■ **What you should do**:
Reproduce all of the data below without alteration; exclude every picture.
----- Supplied entries -----
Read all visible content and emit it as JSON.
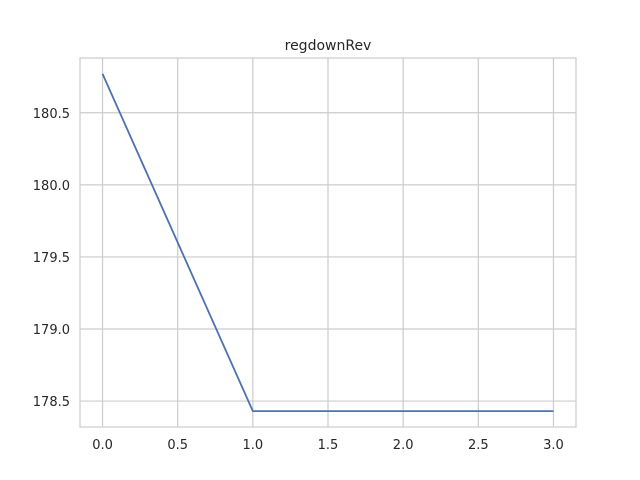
{
  "chart_data": {
    "type": "line",
    "title": "regdownRev",
    "xlabel": "",
    "ylabel": "",
    "x": [
      0,
      1,
      2,
      3
    ],
    "series": [
      {
        "values": [
          180.77,
          178.43,
          178.43,
          178.43
        ],
        "color": "#4c72b0"
      }
    ],
    "xlim": [
      -0.15,
      3.15
    ],
    "ylim": [
      178.32,
      180.88
    ],
    "xticks": [
      0,
      0.5,
      1,
      1.5,
      2,
      2.5,
      3
    ],
    "xtick_labels": [
      "0.0",
      "0.5",
      "1.0",
      "1.5",
      "2.0",
      "2.5",
      "3.0"
    ],
    "yticks": [
      178.5,
      179,
      179.5,
      180,
      180.5
    ],
    "ytick_labels": [
      "178.5",
      "179.0",
      "179.5",
      "180.0",
      "180.5"
    ],
    "grid": true,
    "grid_color": "#cccccc",
    "axes_edge_color": "#cccccc"
  }
}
-----
■ **Written answer**:
Read all visible content and emit it as JSON.
{
  "chart_data": {
    "type": "line",
    "title": "regdownRev",
    "xlabel": "",
    "ylabel": "",
    "x": [
      0,
      1,
      2,
      3
    ],
    "series": [
      {
        "values": [
          180.77,
          178.43,
          178.43,
          178.43
        ],
        "color": "#4c72b0"
      }
    ],
    "xlim": [
      -0.15,
      3.15
    ],
    "ylim": [
      178.32,
      180.88
    ],
    "xticks": [
      0,
      0.5,
      1,
      1.5,
      2,
      2.5,
      3
    ],
    "xtick_labels": [
      "0.0",
      "0.5",
      "1.0",
      "1.5",
      "2.0",
      "2.5",
      "3.0"
    ],
    "yticks": [
      178.5,
      179,
      179.5,
      180,
      180.5
    ],
    "ytick_labels": [
      "178.5",
      "179.0",
      "179.5",
      "180.0",
      "180.5"
    ],
    "grid": true,
    "grid_color": "#cccccc",
    "axes_edge_color": "#cccccc"
  }
}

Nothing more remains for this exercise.